> [PROBLEM TO SOLVE]:
State how many lines of the entries include the string "华仔补板", please, leaving out everything but the number.

> [EXERCISE MATERIAL]:
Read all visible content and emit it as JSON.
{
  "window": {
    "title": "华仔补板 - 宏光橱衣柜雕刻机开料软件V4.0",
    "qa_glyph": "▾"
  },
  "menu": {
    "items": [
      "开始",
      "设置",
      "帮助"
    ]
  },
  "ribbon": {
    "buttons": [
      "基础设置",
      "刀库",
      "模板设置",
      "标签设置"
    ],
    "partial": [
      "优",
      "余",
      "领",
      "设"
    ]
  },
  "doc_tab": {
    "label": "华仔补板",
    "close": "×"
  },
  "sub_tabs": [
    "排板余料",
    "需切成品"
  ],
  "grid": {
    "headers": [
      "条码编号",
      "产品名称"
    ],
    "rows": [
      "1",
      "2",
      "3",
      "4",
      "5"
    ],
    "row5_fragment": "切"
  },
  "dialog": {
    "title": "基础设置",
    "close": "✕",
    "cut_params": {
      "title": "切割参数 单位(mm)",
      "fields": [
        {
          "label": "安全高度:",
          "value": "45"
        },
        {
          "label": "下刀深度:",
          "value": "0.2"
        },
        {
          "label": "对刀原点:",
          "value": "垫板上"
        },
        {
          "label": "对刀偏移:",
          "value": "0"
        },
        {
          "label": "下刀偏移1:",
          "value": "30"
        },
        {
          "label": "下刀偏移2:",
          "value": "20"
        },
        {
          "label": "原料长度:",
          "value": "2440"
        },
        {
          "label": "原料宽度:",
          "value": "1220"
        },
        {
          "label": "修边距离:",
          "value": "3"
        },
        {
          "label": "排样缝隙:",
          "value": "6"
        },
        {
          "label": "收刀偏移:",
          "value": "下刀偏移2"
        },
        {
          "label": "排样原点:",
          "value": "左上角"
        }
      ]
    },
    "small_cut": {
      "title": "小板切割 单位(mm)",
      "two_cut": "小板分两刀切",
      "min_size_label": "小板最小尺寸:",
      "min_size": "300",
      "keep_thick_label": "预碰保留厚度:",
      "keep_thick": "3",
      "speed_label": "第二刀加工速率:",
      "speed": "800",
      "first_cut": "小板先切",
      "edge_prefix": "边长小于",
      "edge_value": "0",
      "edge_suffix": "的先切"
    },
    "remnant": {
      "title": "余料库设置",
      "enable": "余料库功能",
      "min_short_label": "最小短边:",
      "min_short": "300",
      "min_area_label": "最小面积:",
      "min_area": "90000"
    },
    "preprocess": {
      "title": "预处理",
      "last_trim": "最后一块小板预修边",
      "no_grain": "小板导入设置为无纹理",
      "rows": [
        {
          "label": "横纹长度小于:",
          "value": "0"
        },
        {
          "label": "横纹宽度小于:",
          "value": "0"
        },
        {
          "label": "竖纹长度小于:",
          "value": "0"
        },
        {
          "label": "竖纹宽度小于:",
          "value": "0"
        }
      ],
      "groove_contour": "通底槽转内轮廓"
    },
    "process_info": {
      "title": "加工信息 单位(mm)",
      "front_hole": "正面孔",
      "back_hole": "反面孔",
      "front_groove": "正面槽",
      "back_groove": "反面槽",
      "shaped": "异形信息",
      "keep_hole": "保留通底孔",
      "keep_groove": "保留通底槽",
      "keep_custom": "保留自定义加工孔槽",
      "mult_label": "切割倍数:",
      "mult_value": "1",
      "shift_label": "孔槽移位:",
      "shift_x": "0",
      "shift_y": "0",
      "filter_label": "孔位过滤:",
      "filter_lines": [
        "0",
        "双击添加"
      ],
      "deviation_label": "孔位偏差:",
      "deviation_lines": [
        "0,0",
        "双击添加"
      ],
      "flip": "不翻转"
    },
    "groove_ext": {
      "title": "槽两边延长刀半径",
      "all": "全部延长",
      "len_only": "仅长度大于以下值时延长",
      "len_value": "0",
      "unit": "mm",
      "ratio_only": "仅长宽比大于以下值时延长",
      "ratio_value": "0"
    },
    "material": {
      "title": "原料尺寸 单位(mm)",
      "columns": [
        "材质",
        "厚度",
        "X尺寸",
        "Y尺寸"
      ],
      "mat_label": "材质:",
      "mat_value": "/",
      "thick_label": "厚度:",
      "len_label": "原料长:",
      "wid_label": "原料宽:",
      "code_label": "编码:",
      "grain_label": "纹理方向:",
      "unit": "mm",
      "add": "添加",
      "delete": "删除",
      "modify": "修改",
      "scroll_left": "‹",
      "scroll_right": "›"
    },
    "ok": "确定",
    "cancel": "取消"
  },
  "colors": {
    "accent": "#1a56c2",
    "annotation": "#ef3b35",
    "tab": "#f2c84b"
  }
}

> [SOLVED PROBLEM]:
2